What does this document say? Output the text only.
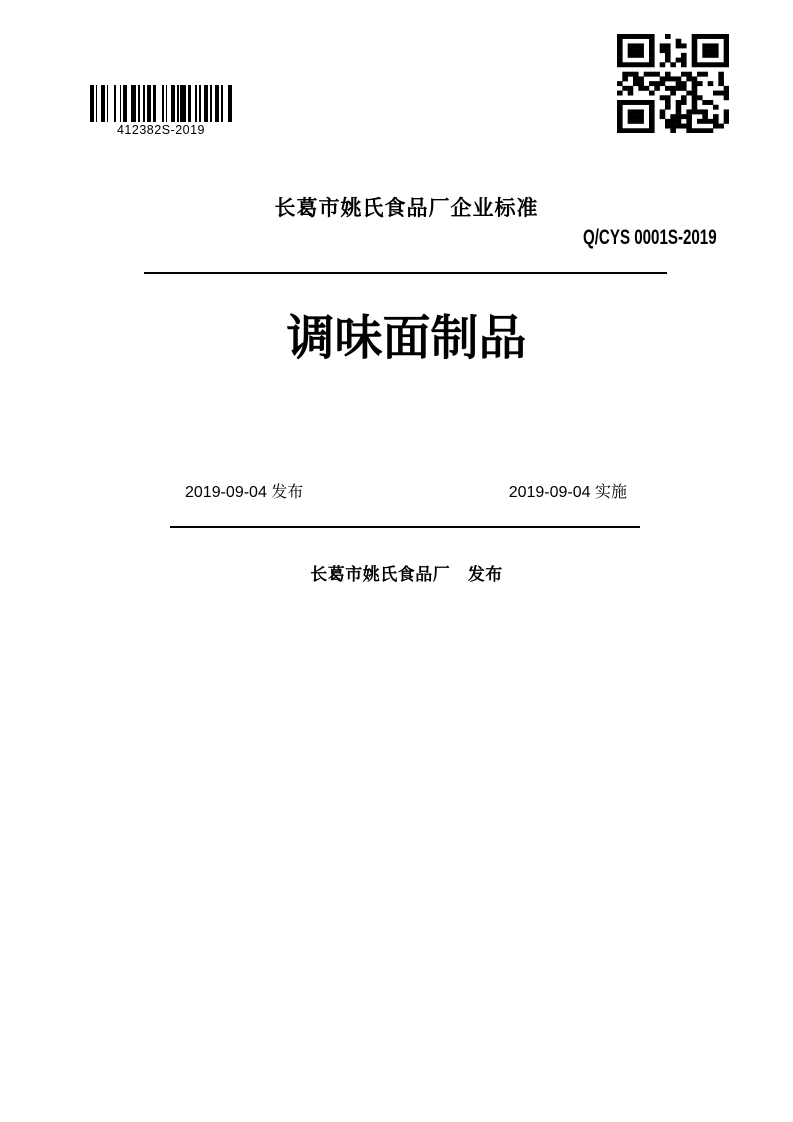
412382S-2019
长葛市姚氏食品厂企业标准
Q/CYS 0001S-2019
调味面制品
2019-09-04 发布	2019-09-04 实施
长葛市姚氏食品厂　发布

__________

→ **Stated problem**:
Make a word-for-word copy of the entries, without any pictures.

→ **Answer**:
What does this document say? Output the text only.
412382S-2019
长葛市姚氏食品厂企业标准
Q/CYS 0001S-2019
调味面制品
2019-09-04 发布	2019-09-04 实施
长葛市姚氏食品厂　发布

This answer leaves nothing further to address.